▶ Exercise directions: From the material below, select every line that contains the string "tweet", treating uppercase and lowercase letters as distinct.

▶ Information given:
* * *

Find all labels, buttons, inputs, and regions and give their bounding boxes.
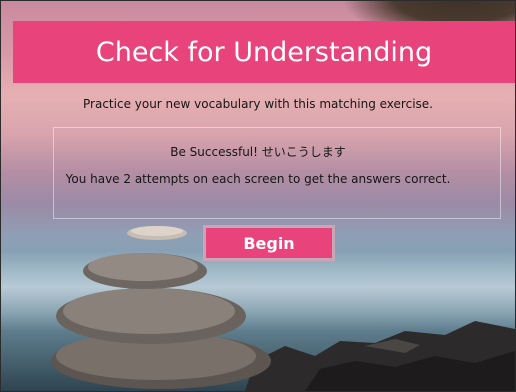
shore-rocks-image: [245, 321, 515, 391]
attempts-message: You have 2 attempts on each screen to ge…: [65, 172, 451, 186]
title-banner: Check for Understanding: [13, 21, 515, 83]
begin-button[interactable]: Begin: [203, 225, 335, 261]
success-message: Be Successful! せいこうします: [170, 145, 346, 159]
intro-text: Practice your new vocabulary with this m…: [83, 97, 433, 111]
slide-frame: Check for Understanding Practice your ne…: [0, 0, 516, 392]
page-title: Check for Understanding: [95, 36, 433, 68]
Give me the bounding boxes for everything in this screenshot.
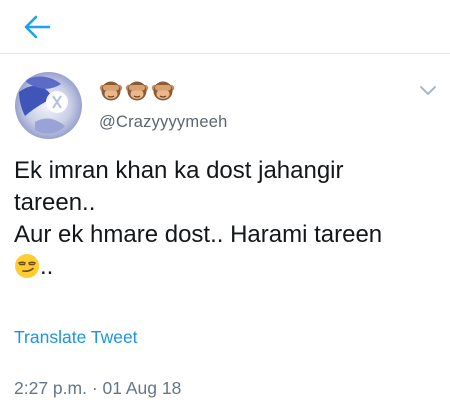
back-arrow-icon[interactable]: [22, 14, 52, 40]
avatar[interactable]: [15, 72, 82, 139]
tweet-text-tail: ..: [40, 253, 54, 280]
tweet-timestamp[interactable]: 2:27 p.m. · 01 Aug 18: [14, 378, 181, 399]
smirking-face-icon: [14, 253, 40, 279]
tweet-text-line: tareen..: [14, 189, 96, 216]
tweet-text-line: ..: [14, 251, 442, 283]
tweet-text: Ek imran khan ka dost jahangir tareen.. …: [14, 155, 442, 283]
display-name[interactable]: [99, 79, 175, 103]
top-bar: [0, 0, 450, 54]
tweet-detail: @Crazyyyymeeh Ek imran khan ka dost jaha…: [0, 55, 450, 405]
chevron-down-icon[interactable]: [419, 83, 437, 97]
tweet-text-line: Aur ek hmare dost.. Harami tareen: [14, 221, 383, 248]
see-no-evil-monkey-icon: [125, 79, 149, 103]
tweet-text-line: Ek imran khan ka dost jahangir: [14, 157, 344, 184]
see-no-evil-monkey-icon: [99, 79, 123, 103]
user-handle[interactable]: @Crazyyyymeeh: [99, 113, 227, 132]
see-no-evil-monkey-icon: [151, 79, 175, 103]
translate-tweet-link[interactable]: Translate Tweet: [14, 327, 138, 348]
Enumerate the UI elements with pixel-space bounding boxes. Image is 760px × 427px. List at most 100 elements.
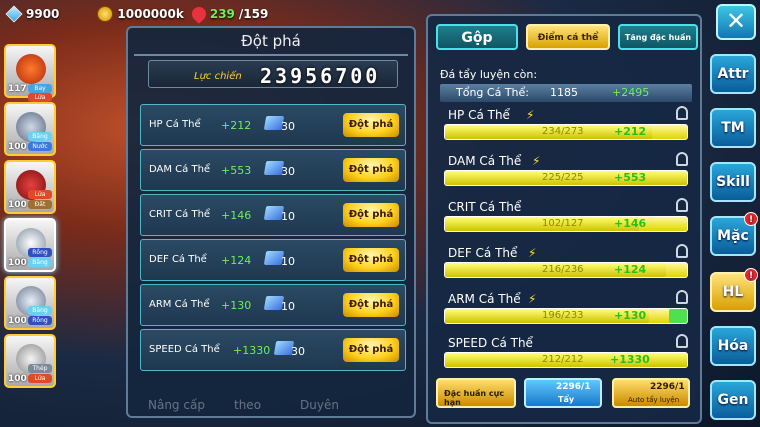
stone-cost: 30	[281, 120, 295, 133]
stone-cost: 10	[281, 255, 295, 268]
wash-count: 2296/1	[556, 382, 591, 392]
stat-bar-dam: DAM Cá Thể ⚡ 225/225 +553	[442, 152, 694, 200]
special-training-button[interactable]: Đặc huấn cực hạn	[436, 378, 516, 408]
stone-cost: 30	[281, 165, 295, 178]
stat-name: HP Cá Thể	[448, 108, 510, 122]
stat-name: DEF Cá Thể	[149, 254, 207, 265]
lock-icon[interactable]	[676, 152, 688, 166]
level-label: 100	[8, 200, 27, 210]
type-tag: Rồng	[28, 316, 52, 325]
breakthrough-button[interactable]: Đột phá	[343, 293, 399, 317]
creature-portrait	[16, 54, 46, 84]
level-label: 100	[8, 258, 27, 268]
stat-row-arm: ARM Cá Thể +130 10 Đột phá	[140, 284, 406, 326]
stone-cost: 10	[281, 300, 295, 313]
gold-counter: 1000000k	[97, 6, 184, 22]
stat-add: +1330	[610, 353, 650, 366]
tab-special-training[interactable]: Tăng đặc huấn	[618, 24, 698, 50]
bar-end-marker	[669, 309, 687, 323]
lock-icon[interactable]	[676, 290, 688, 304]
menu-hl[interactable]: HL!	[710, 268, 758, 312]
type-tag: Băng	[28, 258, 52, 267]
level-label: 117	[8, 84, 27, 94]
tab-merge[interactable]: Gộp	[436, 24, 518, 50]
lightning-icon: ⚡	[528, 246, 537, 260]
total-label: Tổng Cá Thể:	[456, 86, 529, 99]
stat-bar-hp: HP Cá Thể ⚡ 234/273 +212	[442, 106, 694, 154]
nav-follow[interactable]: theo	[234, 398, 261, 412]
stat-bonus: +553	[221, 164, 252, 177]
stone-cost: 30	[291, 345, 305, 358]
stamina-max: /159	[238, 7, 269, 21]
stat-name: DEF Cá Thể	[448, 246, 518, 260]
level-label: 100	[8, 316, 27, 326]
wash-button[interactable]: 2296/1 Tẩy	[524, 378, 602, 408]
breakthrough-button[interactable]: Đột phá	[343, 113, 399, 137]
menu-skill[interactable]: Skill	[710, 162, 756, 202]
stat-name: DAM Cá Thể	[448, 154, 522, 168]
stat-row-def: DEF Cá Thể +124 10 Đột phá	[140, 239, 406, 281]
stat-name: CRIT Cá Thể	[448, 200, 522, 214]
gem-counter: 9900	[5, 5, 60, 23]
team-slot-4[interactable]: Rồng Băng 100	[4, 218, 56, 272]
stat-bar-def: DEF Cá Thể ⚡ 216/236 +124	[442, 244, 694, 292]
stat-add: +124	[614, 263, 647, 276]
team-slot-6[interactable]: Thép Lửa 100	[4, 334, 56, 388]
lock-icon[interactable]	[676, 334, 688, 348]
tab-individual-points[interactable]: Điểm cá thể	[526, 24, 610, 50]
stat-name: ARM Cá Thể	[149, 299, 210, 310]
individual-points-panel: Gộp Điểm cá thể Tăng đặc huấn Đá tẩy luy…	[426, 14, 702, 424]
stat-row-speed: SPEED Cá Thể +1330 30 Đột phá	[140, 329, 406, 371]
panel-title: Đột phá	[241, 32, 301, 50]
menu-equip-label: Mặc	[717, 228, 749, 244]
nav-upgrade[interactable]: Nâng cấp	[148, 398, 205, 412]
stat-bonus: +130	[221, 299, 252, 312]
stat-name: HP Cá Thể	[149, 119, 201, 130]
lightning-icon: ⚡	[528, 292, 537, 306]
menu-evolve[interactable]: Hóa	[710, 326, 756, 366]
stat-name: DAM Cá Thể	[149, 164, 211, 175]
breakthrough-button[interactable]: Đột phá	[343, 158, 399, 182]
menu-equip[interactable]: Mặc!	[710, 212, 758, 256]
lock-icon[interactable]	[676, 244, 688, 258]
stat-value: 216/236	[542, 264, 584, 275]
close-icon: ✕	[725, 7, 747, 35]
stat-bonus: +1330	[233, 344, 271, 357]
combat-power-label: Lực chiến	[194, 71, 242, 82]
breakthrough-panel: Đột phá Lực chiến 23956700 HP Cá Thể +21…	[126, 26, 416, 418]
stat-name: ARM Cá Thể	[448, 292, 521, 306]
lock-icon[interactable]	[676, 198, 688, 212]
team-column: Bay Lửa 117 Băng Nước 100 Lửa Đất 100 Rồ…	[0, 44, 64, 427]
nav-fate[interactable]: Duyên	[300, 398, 339, 412]
level-label: 100	[8, 142, 27, 152]
title-divider	[134, 54, 408, 56]
gem-count: 9900	[26, 7, 60, 21]
auto-wash-button[interactable]: 2296/1 Auto tẩy luyện	[612, 378, 690, 408]
stat-add: +553	[614, 171, 647, 184]
menu-tm[interactable]: TM	[710, 108, 756, 148]
notification-badge: !	[744, 268, 758, 282]
top-resource-bar: 9900 1000000k 239/159	[0, 0, 420, 28]
stamina-counter: 239/159	[188, 4, 269, 24]
team-slot-5[interactable]: Băng Rồng 100	[4, 276, 56, 330]
close-button[interactable]: ✕	[716, 4, 756, 40]
button-label: Đặc huấn cực hạn	[444, 389, 505, 407]
type-tag: Đất	[28, 200, 52, 209]
team-slot-3[interactable]: Lửa Đất 100	[4, 160, 56, 214]
stat-bar-arm: ARM Cá Thể ⚡ 196/233 +130	[442, 290, 694, 338]
stat-name: SPEED Cá Thể	[149, 344, 220, 355]
total-individual-box: Tổng Cá Thể: 1185 +2495	[440, 84, 692, 102]
stat-row-hp: HP Cá Thể +212 30 Đột phá	[140, 104, 406, 146]
stat-name: SPEED Cá Thể	[448, 336, 533, 350]
breakthrough-button[interactable]: Đột phá	[343, 203, 399, 227]
lock-icon[interactable]	[676, 106, 688, 120]
breakthrough-button[interactable]: Đột phá	[343, 248, 399, 272]
total-value: 1185	[550, 86, 578, 99]
menu-gen[interactable]: Gen	[710, 380, 756, 420]
team-slot-1[interactable]: Bay Lửa 117	[4, 44, 56, 102]
stat-name: CRIT Cá Thể	[149, 209, 211, 220]
menu-attr[interactable]: Attr	[710, 54, 756, 94]
stat-bar-speed: SPEED Cá Thể 212/212 +1330	[442, 334, 694, 382]
breakthrough-button[interactable]: Đột phá	[343, 338, 399, 362]
team-slot-2[interactable]: Băng Nước 100	[4, 102, 56, 156]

* * *

▶ The completed task:
tweet-text-tail: ..: [40, 253, 54, 280]
tweet-timestamp[interactable]: 2:27 p.m. · 01 Aug 18: [14, 378, 181, 399]
tweet-text-line: tareen..: [14, 189, 96, 216]
tweet-text-line: ..: [14, 251, 442, 283]
tweet-text: Ek imran khan ka dost jahangir tareen.. …: [14, 155, 442, 283]
tweet-detail: @Crazyyyymeeh Ek imran khan ka dost jaha…: [0, 55, 450, 405]
tweet-text-line: Aur ek hmare dost.. Harami tareen: [14, 221, 383, 248]
tweet-text-line: Ek imran khan ka dost jahangir: [14, 157, 344, 184]
translate-tweet-link[interactable]: Translate Tweet: [14, 327, 138, 348]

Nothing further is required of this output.